Task prompt: Filter the entries below, keeping only lines with the word "Moyenne".

Data listing:
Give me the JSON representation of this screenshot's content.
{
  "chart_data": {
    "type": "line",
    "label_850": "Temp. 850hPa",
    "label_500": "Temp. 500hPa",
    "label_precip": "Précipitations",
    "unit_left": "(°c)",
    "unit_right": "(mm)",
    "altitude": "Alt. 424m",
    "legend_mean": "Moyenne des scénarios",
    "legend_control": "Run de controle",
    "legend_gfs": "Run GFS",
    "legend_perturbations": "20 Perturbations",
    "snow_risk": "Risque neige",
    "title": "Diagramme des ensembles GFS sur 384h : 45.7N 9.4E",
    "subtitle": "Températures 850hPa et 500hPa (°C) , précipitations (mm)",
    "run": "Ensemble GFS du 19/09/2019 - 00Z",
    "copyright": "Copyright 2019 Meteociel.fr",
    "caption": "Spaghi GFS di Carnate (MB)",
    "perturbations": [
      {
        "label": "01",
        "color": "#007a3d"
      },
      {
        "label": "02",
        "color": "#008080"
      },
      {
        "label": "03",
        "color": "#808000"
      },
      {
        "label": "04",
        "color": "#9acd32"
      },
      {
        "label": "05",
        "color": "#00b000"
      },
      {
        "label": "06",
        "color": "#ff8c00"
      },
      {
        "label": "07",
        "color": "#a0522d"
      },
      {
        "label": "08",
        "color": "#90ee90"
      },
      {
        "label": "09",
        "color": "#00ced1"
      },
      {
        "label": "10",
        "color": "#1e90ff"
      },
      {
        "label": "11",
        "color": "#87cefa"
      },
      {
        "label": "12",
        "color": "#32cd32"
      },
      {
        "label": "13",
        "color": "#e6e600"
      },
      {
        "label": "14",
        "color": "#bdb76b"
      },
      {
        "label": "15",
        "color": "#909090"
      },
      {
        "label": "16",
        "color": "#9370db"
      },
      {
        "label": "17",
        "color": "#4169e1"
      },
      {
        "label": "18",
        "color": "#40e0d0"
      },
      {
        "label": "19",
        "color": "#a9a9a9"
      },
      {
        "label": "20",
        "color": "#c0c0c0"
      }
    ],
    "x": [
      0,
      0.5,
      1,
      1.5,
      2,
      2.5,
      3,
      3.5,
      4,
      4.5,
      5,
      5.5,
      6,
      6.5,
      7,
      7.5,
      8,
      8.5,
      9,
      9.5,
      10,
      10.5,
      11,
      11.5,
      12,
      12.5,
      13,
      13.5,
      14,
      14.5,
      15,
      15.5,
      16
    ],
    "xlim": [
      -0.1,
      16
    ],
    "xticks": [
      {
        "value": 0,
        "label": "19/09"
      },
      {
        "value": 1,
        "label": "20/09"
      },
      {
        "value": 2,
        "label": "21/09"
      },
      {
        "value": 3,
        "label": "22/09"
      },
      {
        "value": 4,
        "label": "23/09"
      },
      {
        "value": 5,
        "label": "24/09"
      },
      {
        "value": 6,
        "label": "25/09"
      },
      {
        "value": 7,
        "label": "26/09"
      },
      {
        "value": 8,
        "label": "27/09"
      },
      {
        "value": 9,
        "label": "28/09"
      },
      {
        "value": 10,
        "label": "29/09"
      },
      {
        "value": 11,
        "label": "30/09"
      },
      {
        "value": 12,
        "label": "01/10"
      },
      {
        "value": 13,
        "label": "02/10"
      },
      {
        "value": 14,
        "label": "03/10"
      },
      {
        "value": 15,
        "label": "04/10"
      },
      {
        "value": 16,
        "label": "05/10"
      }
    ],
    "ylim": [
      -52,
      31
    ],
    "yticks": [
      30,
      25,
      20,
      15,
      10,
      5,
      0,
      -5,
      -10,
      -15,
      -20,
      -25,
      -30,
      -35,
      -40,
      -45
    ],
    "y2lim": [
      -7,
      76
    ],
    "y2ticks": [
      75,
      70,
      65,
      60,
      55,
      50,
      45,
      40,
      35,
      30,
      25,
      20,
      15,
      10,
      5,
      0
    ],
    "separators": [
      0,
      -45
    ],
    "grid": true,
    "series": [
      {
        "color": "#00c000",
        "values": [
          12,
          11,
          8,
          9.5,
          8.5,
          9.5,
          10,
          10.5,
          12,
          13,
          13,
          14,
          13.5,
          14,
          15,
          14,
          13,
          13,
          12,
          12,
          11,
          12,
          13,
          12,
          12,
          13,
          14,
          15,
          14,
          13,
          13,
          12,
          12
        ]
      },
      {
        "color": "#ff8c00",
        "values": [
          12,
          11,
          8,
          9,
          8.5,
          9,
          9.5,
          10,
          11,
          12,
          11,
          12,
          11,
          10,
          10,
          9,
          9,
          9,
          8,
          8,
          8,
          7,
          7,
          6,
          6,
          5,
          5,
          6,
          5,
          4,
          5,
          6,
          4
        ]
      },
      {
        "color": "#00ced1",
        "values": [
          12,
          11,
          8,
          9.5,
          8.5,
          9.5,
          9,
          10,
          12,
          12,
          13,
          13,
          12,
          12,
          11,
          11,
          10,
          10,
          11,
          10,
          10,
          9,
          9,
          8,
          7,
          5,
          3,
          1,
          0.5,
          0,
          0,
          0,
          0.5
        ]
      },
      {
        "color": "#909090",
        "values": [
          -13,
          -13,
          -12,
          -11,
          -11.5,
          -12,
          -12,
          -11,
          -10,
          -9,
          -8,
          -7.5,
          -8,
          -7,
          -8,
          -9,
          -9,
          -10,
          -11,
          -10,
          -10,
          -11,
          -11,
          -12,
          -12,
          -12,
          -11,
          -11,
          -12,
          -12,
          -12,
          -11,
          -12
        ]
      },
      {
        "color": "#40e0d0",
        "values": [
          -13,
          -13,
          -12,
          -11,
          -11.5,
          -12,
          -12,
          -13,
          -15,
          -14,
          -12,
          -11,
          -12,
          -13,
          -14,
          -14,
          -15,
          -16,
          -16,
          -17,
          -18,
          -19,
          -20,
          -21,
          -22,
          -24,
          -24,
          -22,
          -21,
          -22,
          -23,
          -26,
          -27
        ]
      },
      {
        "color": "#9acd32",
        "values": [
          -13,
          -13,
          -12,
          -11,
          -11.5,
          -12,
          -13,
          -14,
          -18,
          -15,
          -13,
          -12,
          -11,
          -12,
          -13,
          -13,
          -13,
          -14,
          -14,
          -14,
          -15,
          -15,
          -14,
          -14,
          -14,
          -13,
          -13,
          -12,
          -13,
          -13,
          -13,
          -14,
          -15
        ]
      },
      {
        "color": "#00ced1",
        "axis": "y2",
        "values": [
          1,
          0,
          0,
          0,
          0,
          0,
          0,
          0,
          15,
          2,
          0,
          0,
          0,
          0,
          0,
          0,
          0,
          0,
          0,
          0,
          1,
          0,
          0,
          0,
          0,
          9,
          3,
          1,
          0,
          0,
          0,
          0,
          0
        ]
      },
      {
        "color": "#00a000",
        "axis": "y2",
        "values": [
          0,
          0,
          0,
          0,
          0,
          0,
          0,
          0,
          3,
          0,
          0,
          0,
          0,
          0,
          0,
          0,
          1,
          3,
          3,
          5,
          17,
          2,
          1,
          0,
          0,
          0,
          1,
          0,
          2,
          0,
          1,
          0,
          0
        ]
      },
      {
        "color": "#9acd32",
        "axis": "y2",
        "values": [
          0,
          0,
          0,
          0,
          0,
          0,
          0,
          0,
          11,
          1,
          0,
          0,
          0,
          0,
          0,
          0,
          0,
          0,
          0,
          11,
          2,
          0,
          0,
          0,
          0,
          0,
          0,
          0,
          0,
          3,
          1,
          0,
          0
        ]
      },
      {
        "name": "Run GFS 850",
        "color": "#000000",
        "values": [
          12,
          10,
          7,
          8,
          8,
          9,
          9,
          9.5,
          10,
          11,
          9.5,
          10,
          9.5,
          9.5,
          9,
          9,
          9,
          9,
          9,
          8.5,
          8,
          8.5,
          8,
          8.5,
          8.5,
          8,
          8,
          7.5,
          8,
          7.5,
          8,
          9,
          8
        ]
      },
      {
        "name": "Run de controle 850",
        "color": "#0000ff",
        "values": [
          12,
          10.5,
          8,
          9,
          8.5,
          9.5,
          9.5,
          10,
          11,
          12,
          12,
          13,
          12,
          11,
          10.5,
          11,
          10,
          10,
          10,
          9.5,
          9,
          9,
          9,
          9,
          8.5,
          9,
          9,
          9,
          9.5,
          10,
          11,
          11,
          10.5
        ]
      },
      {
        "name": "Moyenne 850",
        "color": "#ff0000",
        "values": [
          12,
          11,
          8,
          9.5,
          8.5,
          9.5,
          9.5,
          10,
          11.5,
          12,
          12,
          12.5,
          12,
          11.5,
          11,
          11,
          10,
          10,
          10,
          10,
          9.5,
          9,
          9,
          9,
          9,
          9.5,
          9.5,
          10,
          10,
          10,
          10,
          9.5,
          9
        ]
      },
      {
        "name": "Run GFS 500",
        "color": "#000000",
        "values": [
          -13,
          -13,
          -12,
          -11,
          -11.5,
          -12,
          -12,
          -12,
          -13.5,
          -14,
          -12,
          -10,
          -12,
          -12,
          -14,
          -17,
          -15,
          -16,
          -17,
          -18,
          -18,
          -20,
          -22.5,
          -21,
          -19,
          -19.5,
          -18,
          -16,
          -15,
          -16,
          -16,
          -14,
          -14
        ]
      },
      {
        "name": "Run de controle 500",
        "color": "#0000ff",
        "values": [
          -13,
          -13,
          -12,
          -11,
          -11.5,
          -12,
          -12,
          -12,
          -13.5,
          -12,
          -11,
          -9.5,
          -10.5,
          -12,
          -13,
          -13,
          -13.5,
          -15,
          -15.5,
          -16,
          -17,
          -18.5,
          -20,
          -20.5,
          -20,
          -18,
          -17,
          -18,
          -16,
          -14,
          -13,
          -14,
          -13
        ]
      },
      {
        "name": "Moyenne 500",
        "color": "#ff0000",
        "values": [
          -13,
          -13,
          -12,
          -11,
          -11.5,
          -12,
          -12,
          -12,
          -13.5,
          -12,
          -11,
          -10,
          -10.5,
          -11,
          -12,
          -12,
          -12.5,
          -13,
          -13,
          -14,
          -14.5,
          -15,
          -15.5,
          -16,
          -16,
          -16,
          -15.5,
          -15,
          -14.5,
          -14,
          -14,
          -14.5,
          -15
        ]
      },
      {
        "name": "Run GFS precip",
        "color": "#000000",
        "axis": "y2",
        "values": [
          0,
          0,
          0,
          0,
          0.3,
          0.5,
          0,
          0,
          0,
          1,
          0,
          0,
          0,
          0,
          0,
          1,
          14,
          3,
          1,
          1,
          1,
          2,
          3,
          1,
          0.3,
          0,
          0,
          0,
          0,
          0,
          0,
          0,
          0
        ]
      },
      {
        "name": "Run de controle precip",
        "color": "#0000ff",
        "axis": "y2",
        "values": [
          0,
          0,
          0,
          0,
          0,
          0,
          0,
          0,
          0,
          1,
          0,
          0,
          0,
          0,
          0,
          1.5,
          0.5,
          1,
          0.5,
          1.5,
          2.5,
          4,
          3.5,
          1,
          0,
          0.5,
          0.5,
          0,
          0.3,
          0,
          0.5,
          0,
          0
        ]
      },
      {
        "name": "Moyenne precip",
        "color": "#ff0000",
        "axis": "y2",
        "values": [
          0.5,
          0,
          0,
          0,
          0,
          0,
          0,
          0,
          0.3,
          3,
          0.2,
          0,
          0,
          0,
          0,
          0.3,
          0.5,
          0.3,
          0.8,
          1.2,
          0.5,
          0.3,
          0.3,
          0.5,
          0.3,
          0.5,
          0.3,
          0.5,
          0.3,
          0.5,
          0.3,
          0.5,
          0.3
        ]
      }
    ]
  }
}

Response to the exercise:
    "legend_mean": "Moyenne des scénarios",
        "name": "Moyenne 850",
        "name": "Moyenne 500",
        "name": "Moyenne precip",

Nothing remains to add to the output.